Chart and figure data

***

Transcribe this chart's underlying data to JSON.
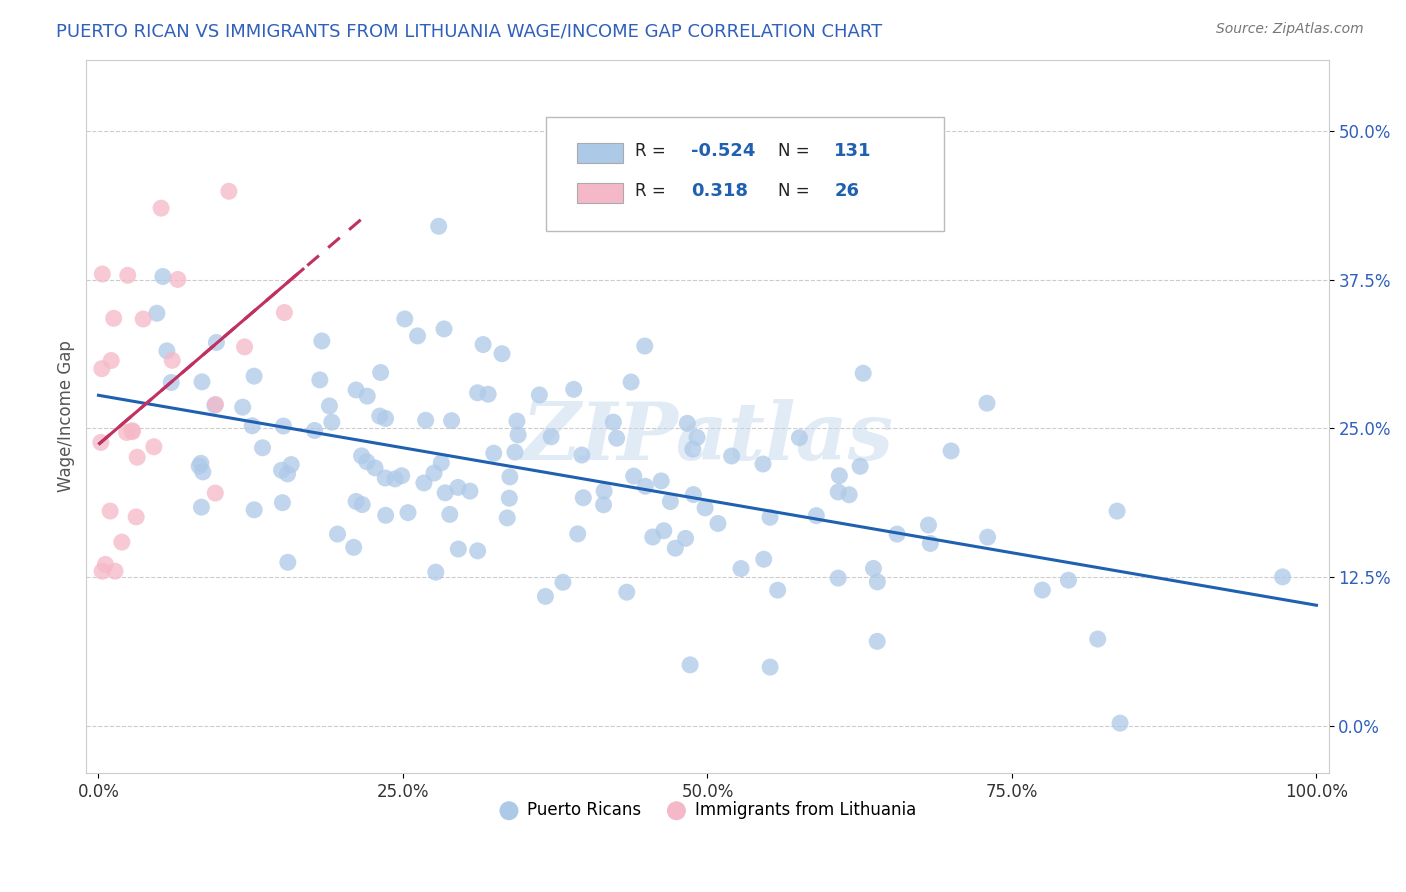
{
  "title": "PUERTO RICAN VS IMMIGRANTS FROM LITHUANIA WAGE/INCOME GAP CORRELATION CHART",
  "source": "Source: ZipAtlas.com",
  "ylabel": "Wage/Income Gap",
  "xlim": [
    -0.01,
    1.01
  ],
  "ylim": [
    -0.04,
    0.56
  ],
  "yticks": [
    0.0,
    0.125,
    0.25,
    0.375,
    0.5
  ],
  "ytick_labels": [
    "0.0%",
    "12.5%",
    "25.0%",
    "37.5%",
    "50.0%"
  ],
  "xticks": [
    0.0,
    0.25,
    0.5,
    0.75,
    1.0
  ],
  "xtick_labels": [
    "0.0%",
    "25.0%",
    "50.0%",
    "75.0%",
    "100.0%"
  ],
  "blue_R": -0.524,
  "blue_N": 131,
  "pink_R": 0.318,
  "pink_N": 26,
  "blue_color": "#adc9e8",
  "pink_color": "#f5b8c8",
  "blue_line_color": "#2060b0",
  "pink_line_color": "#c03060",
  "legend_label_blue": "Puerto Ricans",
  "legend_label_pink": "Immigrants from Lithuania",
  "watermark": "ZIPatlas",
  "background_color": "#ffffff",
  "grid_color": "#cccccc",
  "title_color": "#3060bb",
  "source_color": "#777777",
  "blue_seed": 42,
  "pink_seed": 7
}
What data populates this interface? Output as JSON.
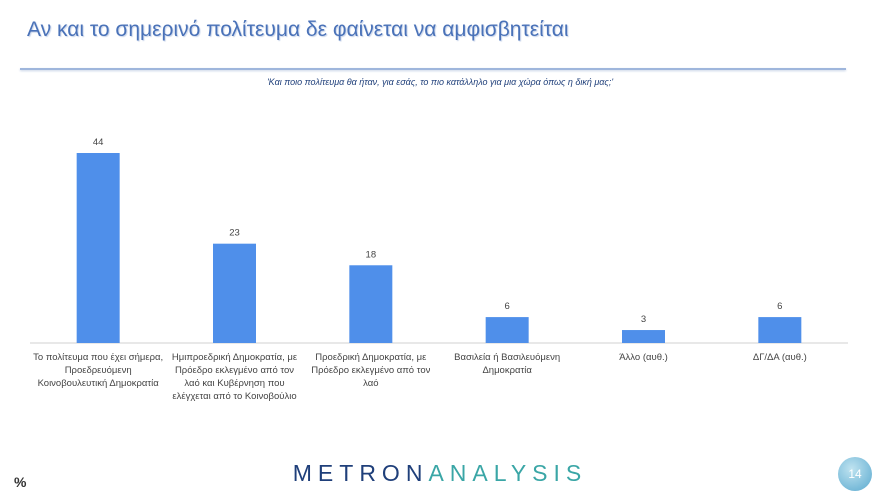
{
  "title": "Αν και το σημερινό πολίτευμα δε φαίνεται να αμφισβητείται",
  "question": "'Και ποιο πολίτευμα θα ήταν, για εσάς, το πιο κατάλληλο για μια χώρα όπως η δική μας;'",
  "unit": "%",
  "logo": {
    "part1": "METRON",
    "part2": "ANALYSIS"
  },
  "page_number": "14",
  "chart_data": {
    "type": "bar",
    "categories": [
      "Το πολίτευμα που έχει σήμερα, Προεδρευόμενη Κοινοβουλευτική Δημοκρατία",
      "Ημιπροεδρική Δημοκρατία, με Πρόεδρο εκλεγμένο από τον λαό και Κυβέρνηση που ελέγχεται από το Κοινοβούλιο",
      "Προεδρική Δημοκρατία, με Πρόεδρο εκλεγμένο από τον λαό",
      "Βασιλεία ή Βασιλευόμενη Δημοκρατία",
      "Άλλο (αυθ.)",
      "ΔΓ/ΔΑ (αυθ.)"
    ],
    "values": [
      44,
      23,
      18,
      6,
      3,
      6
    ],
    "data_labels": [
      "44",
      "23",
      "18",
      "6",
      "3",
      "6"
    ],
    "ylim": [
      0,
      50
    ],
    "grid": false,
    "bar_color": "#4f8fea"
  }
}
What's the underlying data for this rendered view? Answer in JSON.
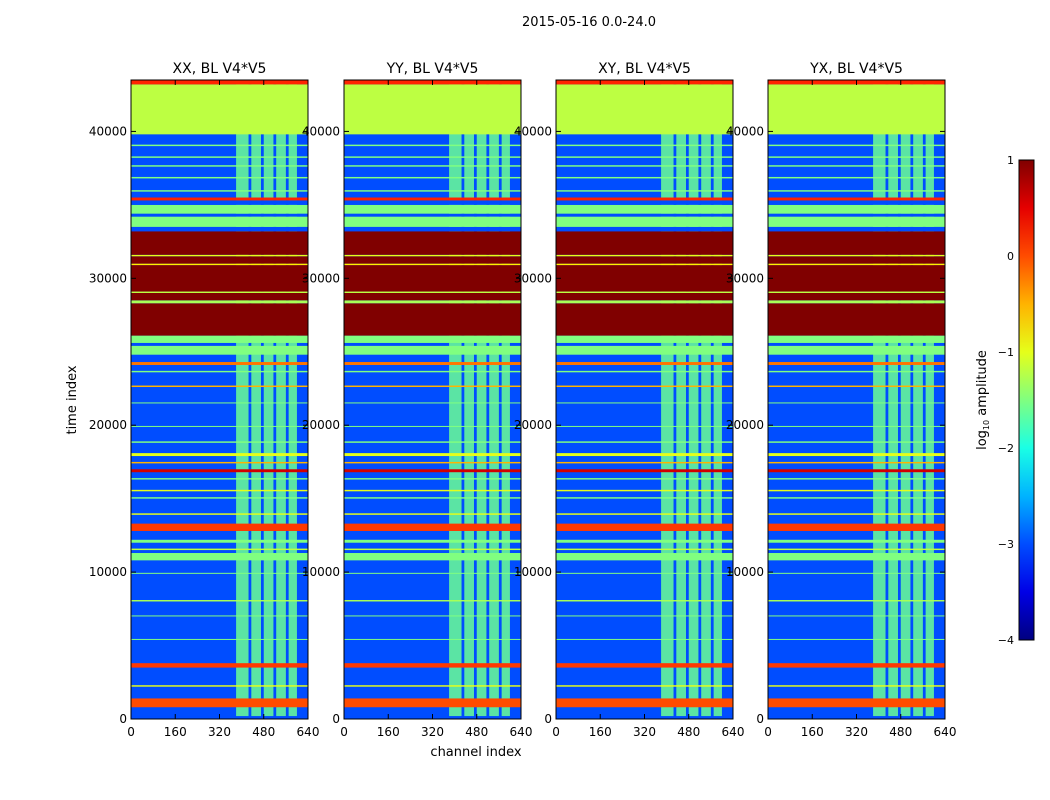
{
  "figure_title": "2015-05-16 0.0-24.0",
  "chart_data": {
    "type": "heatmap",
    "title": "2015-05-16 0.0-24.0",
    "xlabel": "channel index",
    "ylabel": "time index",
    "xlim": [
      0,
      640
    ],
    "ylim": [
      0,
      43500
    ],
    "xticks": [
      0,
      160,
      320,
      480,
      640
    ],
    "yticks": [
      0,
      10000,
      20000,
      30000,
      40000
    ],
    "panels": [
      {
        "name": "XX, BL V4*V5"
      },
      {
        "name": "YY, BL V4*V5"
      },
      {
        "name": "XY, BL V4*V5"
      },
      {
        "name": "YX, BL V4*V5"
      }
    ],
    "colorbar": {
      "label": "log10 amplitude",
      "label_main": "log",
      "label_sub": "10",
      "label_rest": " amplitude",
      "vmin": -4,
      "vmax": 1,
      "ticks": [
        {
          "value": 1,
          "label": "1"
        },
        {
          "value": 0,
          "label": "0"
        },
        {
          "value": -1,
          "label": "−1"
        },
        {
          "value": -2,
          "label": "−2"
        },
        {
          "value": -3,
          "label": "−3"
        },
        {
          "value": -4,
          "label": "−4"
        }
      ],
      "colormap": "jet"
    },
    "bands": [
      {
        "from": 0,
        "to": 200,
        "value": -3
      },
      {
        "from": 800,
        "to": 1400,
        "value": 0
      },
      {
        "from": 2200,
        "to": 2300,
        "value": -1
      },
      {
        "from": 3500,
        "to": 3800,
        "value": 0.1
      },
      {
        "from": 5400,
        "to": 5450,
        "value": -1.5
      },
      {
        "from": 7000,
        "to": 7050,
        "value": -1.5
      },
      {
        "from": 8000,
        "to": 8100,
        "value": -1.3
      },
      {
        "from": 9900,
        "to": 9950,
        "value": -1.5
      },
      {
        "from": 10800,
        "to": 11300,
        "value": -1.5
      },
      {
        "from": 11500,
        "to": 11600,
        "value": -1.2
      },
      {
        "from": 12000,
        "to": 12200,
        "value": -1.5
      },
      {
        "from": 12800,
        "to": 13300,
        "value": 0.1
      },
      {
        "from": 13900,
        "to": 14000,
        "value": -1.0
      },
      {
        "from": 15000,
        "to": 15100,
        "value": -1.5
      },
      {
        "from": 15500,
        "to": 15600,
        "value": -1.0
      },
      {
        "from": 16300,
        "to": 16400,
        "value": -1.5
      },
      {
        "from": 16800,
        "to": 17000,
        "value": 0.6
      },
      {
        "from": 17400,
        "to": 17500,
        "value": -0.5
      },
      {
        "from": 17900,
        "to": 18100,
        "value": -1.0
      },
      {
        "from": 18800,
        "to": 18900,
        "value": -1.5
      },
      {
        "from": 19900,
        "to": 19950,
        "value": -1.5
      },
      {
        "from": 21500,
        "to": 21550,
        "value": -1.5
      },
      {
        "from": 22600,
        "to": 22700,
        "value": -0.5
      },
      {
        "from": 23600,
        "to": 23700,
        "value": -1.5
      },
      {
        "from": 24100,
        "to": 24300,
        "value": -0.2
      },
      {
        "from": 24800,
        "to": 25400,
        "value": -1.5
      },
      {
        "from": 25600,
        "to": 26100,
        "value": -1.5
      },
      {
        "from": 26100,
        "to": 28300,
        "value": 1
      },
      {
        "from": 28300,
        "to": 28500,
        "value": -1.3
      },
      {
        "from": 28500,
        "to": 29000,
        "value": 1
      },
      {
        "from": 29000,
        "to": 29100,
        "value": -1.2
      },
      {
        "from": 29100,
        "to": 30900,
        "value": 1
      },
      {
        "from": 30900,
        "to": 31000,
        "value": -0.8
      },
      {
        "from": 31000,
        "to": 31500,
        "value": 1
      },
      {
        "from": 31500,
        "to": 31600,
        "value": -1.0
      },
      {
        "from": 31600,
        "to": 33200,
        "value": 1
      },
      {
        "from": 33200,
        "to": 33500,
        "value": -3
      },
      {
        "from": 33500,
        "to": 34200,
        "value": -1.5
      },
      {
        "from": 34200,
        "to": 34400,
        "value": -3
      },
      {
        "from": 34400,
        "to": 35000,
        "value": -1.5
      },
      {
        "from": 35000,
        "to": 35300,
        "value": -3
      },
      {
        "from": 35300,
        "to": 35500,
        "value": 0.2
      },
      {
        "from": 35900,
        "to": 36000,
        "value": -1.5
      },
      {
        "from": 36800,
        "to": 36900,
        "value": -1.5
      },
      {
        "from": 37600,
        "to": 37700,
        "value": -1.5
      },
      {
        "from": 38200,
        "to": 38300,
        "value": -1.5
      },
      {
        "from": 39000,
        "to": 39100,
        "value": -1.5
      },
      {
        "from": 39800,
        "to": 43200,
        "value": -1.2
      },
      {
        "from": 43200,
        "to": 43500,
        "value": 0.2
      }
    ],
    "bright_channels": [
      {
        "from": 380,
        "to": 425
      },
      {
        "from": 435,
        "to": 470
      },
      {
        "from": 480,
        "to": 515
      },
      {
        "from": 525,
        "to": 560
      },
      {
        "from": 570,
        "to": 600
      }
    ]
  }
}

***

▸ To do: State how many lines of the entries above include the word "underlying", offering no text other than the number.

▸ In response: 2